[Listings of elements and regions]
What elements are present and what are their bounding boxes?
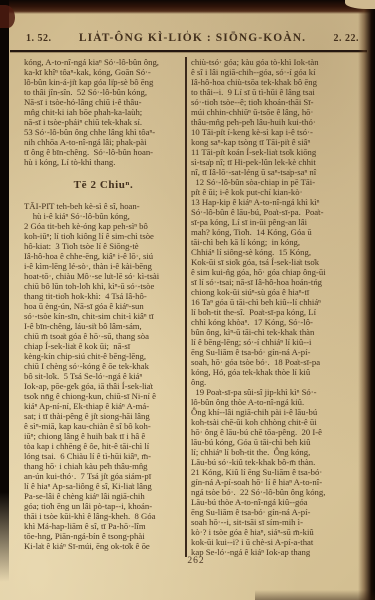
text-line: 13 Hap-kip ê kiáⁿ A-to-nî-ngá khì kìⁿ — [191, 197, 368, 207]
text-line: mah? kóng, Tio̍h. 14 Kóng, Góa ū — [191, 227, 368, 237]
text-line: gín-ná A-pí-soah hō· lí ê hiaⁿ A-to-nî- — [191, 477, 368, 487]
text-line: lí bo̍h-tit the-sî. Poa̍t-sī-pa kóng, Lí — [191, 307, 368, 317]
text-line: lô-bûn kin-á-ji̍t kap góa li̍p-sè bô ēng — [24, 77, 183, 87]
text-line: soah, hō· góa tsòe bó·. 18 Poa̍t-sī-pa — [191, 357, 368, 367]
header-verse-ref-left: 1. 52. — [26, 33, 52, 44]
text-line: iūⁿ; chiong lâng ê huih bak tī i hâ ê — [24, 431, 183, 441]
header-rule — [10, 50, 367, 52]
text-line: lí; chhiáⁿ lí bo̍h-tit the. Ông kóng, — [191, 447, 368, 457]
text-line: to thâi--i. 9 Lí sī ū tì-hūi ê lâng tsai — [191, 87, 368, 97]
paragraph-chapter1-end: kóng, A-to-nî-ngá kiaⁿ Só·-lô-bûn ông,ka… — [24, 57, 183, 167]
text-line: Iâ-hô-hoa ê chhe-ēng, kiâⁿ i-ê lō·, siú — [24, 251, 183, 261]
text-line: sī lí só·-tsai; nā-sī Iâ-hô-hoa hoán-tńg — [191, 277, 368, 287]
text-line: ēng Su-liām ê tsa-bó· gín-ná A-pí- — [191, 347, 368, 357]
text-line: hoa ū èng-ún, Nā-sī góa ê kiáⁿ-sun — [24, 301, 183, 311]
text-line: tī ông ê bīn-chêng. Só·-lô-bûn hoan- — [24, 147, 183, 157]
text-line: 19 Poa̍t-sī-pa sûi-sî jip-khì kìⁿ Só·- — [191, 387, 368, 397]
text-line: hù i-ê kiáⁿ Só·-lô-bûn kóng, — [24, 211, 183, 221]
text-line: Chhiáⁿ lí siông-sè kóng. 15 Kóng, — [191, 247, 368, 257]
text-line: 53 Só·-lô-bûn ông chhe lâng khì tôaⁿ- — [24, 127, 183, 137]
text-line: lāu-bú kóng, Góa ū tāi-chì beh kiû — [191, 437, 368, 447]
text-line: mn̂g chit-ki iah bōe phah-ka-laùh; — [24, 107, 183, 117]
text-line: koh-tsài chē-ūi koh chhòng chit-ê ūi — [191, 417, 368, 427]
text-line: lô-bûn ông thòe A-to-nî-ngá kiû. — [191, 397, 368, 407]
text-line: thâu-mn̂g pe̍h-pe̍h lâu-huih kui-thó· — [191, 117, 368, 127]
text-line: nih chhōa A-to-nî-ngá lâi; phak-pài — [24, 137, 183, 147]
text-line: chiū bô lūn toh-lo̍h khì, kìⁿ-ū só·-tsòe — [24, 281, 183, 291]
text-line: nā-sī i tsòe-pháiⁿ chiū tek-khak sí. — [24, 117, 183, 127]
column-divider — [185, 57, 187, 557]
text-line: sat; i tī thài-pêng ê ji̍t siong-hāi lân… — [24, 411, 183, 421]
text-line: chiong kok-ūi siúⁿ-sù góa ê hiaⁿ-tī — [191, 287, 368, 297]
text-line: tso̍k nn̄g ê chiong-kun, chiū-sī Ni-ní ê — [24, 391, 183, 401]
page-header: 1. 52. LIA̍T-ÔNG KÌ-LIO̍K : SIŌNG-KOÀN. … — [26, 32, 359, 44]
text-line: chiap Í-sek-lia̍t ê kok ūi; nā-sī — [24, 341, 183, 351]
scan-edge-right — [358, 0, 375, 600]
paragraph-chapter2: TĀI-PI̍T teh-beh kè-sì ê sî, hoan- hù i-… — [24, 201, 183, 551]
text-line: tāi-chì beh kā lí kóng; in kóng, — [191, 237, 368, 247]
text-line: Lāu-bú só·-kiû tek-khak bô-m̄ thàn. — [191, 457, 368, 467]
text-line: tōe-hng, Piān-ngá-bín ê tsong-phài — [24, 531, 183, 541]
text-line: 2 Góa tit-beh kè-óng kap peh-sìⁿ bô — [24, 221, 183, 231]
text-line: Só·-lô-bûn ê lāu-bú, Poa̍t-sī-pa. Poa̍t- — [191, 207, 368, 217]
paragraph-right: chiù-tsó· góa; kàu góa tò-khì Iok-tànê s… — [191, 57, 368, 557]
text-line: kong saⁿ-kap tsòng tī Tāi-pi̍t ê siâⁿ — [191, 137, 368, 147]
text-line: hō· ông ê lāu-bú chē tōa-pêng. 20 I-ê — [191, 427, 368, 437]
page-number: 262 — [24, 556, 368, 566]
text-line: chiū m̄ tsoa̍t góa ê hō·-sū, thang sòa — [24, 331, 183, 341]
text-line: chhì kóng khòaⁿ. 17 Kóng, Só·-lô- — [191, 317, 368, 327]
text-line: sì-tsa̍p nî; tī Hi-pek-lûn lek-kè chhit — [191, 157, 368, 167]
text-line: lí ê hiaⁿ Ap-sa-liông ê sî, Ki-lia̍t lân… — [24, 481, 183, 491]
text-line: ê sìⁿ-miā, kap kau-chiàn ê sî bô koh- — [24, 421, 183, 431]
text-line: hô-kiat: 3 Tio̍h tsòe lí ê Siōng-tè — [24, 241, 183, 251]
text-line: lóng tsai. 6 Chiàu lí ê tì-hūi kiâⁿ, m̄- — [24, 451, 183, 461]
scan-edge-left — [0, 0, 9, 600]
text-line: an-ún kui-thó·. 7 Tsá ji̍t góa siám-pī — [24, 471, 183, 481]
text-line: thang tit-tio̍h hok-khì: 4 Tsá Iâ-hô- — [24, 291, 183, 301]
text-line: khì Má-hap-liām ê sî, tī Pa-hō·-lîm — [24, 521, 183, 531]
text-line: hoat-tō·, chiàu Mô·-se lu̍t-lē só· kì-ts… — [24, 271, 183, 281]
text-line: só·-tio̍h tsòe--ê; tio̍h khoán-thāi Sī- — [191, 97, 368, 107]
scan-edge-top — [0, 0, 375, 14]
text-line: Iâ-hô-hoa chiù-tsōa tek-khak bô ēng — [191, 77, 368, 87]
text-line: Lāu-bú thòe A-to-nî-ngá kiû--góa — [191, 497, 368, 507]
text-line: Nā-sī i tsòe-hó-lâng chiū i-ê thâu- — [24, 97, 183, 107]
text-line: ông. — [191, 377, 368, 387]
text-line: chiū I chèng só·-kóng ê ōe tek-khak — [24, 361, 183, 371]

▶ _GIVEN INSTRUCTION_: Can you turn every line of the records above into a numbered list, skipping any blank lines and leaving the pictures out?

▶ _TASK ANSWER_:
1. What elements are present and what are their bounding boxes?
2. text-line: 13 Hap-kip ê kiáⁿ A-to-nî-ngá khì kìⁿ — [191, 197, 368, 207]
3. text-line: mah? kóng, Tio̍h. 14 Kóng, Góa ū — [191, 227, 368, 237]
4. text-line: gín-ná A-pí-soah hō· lí ê hiaⁿ A-to-nî- — [191, 477, 368, 487]
5. text-line: lí bo̍h-tit the-sî. Poa̍t-sī-pa kóng, Lí — [191, 307, 368, 317]
6. text-line: lô-bûn kin-á-ji̍t kap góa li̍p-sè bô ēng — [24, 77, 183, 87]
7. text-line: soah, hō· góa tsòe bó·. 18 Poa̍t-sī-pa — [191, 357, 368, 367]
8. header-verse-ref-left: 1. 52. — [26, 33, 52, 44]
9. text-line: iūⁿ; chiong lâng ê huih bak tī i hâ ê — [24, 431, 183, 441]
10. header-rule — [10, 50, 367, 52]
11. text-line: lí; chhiáⁿ lí bo̍h-tit the. Ông kóng, — [191, 447, 368, 457]
12. text-line: to thâi--i. 9 Lí sī ū tì-hūi ê lâng tsai — [191, 87, 368, 97]
13. paragraph-chapter1-end: kóng, A-to-nî-ngá kiaⁿ Só·-lô-bûn ông,ka… — [24, 57, 183, 167]
14. text-line: Iâ-hô-hoa ê chhe-ēng, kiâⁿ i-ê lō·, siú — [24, 251, 183, 261]
15. text-line: sī lí só·-tsai; nā-sī Iâ-hô-hoa hoán-tńg — [191, 277, 368, 287]
16. text-line: ēng Su-liām ê tsa-bó· gín-ná A-pí- — [191, 347, 368, 357]
17. text-line: hoa ū èng-ún, Nā-sī góa ê kiáⁿ-sun — [24, 301, 183, 311]
18. text-line: tī ông ê bīn-chêng. Só·-lô-bûn hoan- — [24, 147, 183, 157]
19. text-line: 19 Poa̍t-sī-pa sûi-sî jip-khì kìⁿ Só·- — [191, 387, 368, 397]
20. text-line: hù i-ê kiáⁿ Só·-lô-bûn kóng, — [24, 211, 183, 221]
21. text-line: Chhiáⁿ lí siông-sè kóng. 15 Kóng, — [191, 247, 368, 257]
22. text-line: 53 Só·-lô-bûn ông chhe lâng khì tôaⁿ- — [24, 127, 183, 137]
23. text-line: lāu-bú kóng, Góa ū tāi-chì beh kiû — [191, 437, 368, 447]
24. text-line: mn̂g chit-ki iah bōe phah-ka-laùh; — [24, 107, 183, 117]
25. text-line: koh-tsài chē-ūi koh chhòng chit-ê ūi — [191, 417, 368, 427]
26. text-line: lô-bûn ông thòe A-to-nî-ngá kiû. — [191, 397, 368, 407]
27. text-line: thâu-mn̂g pe̍h-pe̍h lâu-huih kui-thó· — [191, 117, 368, 127]
28. text-line: nih chhōa A-to-nî-ngá lâi; phak-pài — [24, 137, 183, 147]
29. text-line: chiū bô lūn toh-lo̍h khì, kìⁿ-ū só·-tsòe — [24, 281, 183, 291]
30. text-line: nā-sī i tsòe-pháiⁿ chiū tek-khak sí. — [24, 117, 183, 127]
31. column-divider — [185, 57, 187, 557]
32. text-line: sat; i tī thài-pêng ê ji̍t siong-hāi lân… — [24, 411, 183, 421]
33. text-line: chiong kok-ūi siúⁿ-sù góa ê hiaⁿ-tī — [191, 287, 368, 297]
34. text-line: tso̍k nn̄g ê chiong-kun, chiū-sī Ni-ní ê — [24, 391, 183, 401]
35. page-header: 1. 52. LIA̍T-ÔNG KÌ-LIO̍K : SIŌNG-KOÀN. … — [26, 32, 359, 44]
36. text-line: chiap Í-sek-lia̍t ê kok ūi; nā-sī — [24, 341, 183, 351]
37. scan-edge-right — [358, 0, 375, 600]
38. paragraph-chapter2: TĀI-PI̍T teh-beh kè-sì ê sî, hoan- hù i-… — [24, 201, 183, 551]
39. text-line: tāi-chì beh kā lí kóng; in kóng, — [191, 237, 368, 247]
40. text-line: Lāu-bú só·-kiû tek-khak bô-m̄ thàn. — [191, 457, 368, 467]
41. text-line: tōe-hng, Piān-ngá-bín ê tsong-phài — [24, 531, 183, 541]
42. text-line: 2 Góa tit-beh kè-óng kap peh-sìⁿ bô — [24, 221, 183, 231]
43. text-line: Só·-lô-bûn ê lāu-bú, Poa̍t-sī-pa. Poa̍t- — [191, 207, 368, 217]
44. paragraph-right: chiù-tsó· góa; kàu góa tò-khì Iok-tànê s… — [191, 57, 368, 557]
45. text-line: kong saⁿ-kap tsòng tī Tāi-pi̍t ê siâⁿ — [191, 137, 368, 147]
46. text-line: hō· ông ê lāu-bú chē tōa-pêng. 20 I-ê — [191, 427, 368, 437]
47. page-number: 262 — [24, 556, 368, 566]
48. text-line: chiū m̄ tsoa̍t góa ê hō·-sū, thang sòa — [24, 331, 183, 341]
49. text-line: chhì kóng khòaⁿ. 17 Kóng, Só·-lô- — [191, 317, 368, 327]
50. text-line: sì-tsa̍p nî; tī Hi-pek-lûn lek-kè chhit — [191, 157, 368, 167]
51. text-line: lí ê hiaⁿ Ap-sa-liông ê sî, Ki-lia̍t lân… — [24, 481, 183, 491]
52. text-line: ê sìⁿ-miā, kap kau-chiàn ê sî bô koh- — [24, 421, 183, 431]
53. text-line: hô-kiat: 3 Tio̍h tsòe lí ê Siōng-tè — [24, 241, 183, 251]
54. text-line: lóng tsai. 6 Chiàu lí ê tì-hūi kiâⁿ, m̄- — [24, 451, 183, 461]
55. scan-edge-left — [0, 0, 9, 600]
56. text-line: an-ún kui-thó·. 7 Tsá ji̍t góa siám-pī — [24, 471, 183, 481]
57. text-line: thang tit-tio̍h hok-khì: 4 Tsá Iâ-hô- — [24, 291, 183, 301]
58. text-line: khì Má-hap-liām ê sî, tī Pa-hō·-lîm — [24, 521, 183, 531]
59. text-line: hoat-tō·, chiàu Mô·-se lu̍t-lē só· kì-ts… — [24, 271, 183, 281]
60. text-line: só·-tio̍h tsòe--ê; tio̍h khoán-thāi Sī- — [191, 97, 368, 107]
61. scan-edge-top — [0, 0, 375, 14]
62. text-line: Iâ-hô-hoa chiù-tsōa tek-khak bô ēng — [191, 77, 368, 87]
63. text-line: Lāu-bú thòe A-to-nî-ngá kiû--góa — [191, 497, 368, 507]
64. text-line: Nā-sī i tsòe-hó-lâng chiū i-ê thâu- — [24, 97, 183, 107]
65. text-line: ông. — [191, 377, 368, 387]
66. text-line: chiū I chèng só·-kóng ê ōe tek-khak — [24, 361, 183, 371]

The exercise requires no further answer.